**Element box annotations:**
━━━━━━━━━━━━━━━━━━━━

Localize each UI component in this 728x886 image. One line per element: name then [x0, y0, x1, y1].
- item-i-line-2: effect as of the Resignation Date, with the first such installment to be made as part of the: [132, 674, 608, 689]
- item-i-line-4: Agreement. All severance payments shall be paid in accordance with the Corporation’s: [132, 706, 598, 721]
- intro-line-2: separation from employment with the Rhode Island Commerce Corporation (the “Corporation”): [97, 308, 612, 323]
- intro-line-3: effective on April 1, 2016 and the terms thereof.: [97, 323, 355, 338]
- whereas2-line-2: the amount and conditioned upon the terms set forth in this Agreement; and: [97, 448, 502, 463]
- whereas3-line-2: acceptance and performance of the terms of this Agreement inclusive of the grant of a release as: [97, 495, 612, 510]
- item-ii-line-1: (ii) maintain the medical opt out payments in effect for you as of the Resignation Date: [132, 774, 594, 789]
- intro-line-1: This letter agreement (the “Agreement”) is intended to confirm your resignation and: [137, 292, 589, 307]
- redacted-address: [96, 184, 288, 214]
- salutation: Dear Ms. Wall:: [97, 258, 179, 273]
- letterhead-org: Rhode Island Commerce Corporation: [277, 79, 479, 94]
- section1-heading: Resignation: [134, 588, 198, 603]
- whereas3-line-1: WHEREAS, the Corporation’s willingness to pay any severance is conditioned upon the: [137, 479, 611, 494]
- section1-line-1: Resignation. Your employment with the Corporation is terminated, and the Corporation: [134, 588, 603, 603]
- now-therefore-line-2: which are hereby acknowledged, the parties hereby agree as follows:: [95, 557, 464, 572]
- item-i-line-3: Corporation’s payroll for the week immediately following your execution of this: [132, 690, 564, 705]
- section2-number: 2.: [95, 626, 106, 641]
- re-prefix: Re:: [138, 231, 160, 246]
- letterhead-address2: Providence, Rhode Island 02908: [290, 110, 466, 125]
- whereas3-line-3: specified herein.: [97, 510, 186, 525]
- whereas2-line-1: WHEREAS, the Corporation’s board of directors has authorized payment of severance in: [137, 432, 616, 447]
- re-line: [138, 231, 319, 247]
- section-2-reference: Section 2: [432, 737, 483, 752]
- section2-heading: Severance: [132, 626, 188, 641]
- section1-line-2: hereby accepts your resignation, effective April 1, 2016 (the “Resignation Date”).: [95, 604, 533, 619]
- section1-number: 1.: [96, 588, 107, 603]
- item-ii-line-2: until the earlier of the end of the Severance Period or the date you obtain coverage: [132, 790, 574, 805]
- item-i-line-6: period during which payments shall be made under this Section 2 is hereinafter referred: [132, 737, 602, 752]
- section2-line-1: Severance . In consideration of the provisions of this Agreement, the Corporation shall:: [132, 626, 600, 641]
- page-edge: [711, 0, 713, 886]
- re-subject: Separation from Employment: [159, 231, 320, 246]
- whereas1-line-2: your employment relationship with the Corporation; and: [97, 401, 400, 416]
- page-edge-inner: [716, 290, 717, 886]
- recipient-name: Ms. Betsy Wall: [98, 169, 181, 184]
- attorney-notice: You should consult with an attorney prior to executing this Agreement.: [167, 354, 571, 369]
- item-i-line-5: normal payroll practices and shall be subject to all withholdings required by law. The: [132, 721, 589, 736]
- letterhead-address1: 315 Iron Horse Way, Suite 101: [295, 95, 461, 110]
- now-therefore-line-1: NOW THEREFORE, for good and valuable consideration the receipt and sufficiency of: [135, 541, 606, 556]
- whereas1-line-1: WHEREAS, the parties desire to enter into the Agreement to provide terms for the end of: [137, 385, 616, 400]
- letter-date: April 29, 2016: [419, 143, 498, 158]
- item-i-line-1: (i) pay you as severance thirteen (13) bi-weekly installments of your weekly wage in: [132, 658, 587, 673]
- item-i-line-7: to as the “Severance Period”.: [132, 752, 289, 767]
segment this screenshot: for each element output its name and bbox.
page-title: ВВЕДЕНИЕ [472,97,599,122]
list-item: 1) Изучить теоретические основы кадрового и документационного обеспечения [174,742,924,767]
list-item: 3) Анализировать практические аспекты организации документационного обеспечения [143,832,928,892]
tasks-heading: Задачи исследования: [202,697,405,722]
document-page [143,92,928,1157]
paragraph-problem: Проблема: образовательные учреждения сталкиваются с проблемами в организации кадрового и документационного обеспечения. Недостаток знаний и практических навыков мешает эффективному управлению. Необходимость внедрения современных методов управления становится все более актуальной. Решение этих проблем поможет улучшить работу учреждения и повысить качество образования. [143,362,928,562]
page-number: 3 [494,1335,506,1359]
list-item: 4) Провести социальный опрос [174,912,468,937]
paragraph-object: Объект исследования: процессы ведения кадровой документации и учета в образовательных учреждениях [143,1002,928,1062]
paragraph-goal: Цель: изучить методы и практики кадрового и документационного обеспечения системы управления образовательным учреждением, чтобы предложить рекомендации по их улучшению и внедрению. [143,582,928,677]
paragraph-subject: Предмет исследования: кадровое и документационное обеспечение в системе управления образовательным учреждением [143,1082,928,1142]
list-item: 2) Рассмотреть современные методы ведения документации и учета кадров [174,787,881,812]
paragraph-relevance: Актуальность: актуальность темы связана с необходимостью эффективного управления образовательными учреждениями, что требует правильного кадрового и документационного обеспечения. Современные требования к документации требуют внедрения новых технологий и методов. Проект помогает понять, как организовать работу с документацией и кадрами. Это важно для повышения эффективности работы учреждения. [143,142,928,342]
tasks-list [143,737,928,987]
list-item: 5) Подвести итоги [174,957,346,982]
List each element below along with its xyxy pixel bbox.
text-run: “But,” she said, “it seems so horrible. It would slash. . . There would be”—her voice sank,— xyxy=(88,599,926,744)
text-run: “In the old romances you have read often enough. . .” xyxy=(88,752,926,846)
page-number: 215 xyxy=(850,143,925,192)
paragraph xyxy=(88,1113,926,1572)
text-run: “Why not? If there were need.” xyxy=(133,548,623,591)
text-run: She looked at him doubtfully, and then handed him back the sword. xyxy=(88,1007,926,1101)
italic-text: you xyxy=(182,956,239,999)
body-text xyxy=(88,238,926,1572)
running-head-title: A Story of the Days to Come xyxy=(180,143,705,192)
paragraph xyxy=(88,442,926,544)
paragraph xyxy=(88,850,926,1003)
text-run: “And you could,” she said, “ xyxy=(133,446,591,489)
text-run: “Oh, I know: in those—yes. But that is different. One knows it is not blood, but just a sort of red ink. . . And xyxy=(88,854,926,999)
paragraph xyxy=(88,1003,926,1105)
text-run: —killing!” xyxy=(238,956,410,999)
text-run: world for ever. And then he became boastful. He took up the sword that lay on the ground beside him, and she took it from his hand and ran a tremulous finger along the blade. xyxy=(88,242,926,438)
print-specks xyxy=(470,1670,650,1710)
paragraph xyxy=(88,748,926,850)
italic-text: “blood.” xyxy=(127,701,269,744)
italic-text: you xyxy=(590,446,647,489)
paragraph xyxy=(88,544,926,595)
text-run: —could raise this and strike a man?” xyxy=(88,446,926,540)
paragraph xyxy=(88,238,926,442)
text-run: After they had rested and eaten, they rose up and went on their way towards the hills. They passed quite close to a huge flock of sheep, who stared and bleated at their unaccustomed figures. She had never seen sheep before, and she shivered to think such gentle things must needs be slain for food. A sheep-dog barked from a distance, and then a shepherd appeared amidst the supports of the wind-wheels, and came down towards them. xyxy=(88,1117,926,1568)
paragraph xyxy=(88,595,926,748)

━━━━━━━━━━━━━━━━━━━━

Render everything from the start of the listing down to the line containing "- whereas2-line-2: the", both ends included, as a numbered list, leaving out any blank lines.

1. Localize each UI component in this 728x886 image. One line per element: name then [x0, y0, x1, y1].
2. - item-i-line-2: effect as of the Resignation Date, with the first such installment to be made as part of the: [132, 674, 608, 689]
3. - item-i-line-4: Agreement. All severance payments shall be paid in accordance with the Corporation’s: [132, 706, 598, 721]
4. - intro-line-2: separation from employment with the Rhode Island Commerce Corporation (the “Corporation”): [97, 308, 612, 323]
5. - intro-line-3: effective on April 1, 2016 and the terms thereof.: [97, 323, 355, 338]
6. - whereas2-line-2: the amount and conditioned upon the terms set forth in this Agreement; and: [97, 448, 502, 463]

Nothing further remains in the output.